(Dataset items)

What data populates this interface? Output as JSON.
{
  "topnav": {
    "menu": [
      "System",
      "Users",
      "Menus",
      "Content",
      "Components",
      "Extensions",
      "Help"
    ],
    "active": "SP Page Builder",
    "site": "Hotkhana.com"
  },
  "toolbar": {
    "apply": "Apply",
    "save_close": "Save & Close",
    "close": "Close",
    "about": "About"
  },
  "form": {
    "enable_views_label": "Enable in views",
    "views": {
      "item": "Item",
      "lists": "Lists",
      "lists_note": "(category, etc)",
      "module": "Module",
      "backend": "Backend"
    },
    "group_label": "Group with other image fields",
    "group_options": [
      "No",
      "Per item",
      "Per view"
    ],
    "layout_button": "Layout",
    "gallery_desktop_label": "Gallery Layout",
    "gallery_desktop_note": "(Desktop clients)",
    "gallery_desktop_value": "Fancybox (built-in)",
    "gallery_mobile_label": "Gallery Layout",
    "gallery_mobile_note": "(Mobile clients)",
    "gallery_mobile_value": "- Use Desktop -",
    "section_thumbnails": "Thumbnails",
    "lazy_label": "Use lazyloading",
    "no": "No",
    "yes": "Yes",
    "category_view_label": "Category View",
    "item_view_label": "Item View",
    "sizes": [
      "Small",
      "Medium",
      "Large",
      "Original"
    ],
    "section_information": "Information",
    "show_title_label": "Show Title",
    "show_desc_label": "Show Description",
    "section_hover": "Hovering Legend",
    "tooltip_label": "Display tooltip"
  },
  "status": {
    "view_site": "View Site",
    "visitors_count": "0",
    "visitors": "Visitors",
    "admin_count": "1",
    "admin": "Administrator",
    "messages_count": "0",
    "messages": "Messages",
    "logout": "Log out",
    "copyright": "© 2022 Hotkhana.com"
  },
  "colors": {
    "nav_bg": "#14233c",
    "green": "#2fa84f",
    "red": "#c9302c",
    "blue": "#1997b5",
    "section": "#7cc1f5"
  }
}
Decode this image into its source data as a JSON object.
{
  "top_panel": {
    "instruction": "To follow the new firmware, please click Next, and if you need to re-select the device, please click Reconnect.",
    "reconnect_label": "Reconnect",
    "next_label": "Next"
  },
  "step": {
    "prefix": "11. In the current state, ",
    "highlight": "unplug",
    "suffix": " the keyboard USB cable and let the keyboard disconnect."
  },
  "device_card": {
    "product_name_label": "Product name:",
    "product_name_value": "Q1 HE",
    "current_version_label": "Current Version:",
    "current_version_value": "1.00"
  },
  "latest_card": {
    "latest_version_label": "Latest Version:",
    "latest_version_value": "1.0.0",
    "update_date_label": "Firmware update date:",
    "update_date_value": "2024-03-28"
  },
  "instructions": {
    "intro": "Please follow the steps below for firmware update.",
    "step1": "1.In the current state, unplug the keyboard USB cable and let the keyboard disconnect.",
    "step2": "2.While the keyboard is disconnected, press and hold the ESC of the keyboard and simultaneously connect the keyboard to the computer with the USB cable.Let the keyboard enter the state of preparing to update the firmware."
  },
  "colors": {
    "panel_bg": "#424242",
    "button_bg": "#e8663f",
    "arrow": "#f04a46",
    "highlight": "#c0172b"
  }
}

CHALLENGE :: Using the data above, copy each line that contains "Layout".

SOLUTION TO THIS TASK ::
    "layout_button": "Layout",
    "gallery_desktop_label": "Gallery Layout",
    "gallery_mobile_label": "Gallery Layout",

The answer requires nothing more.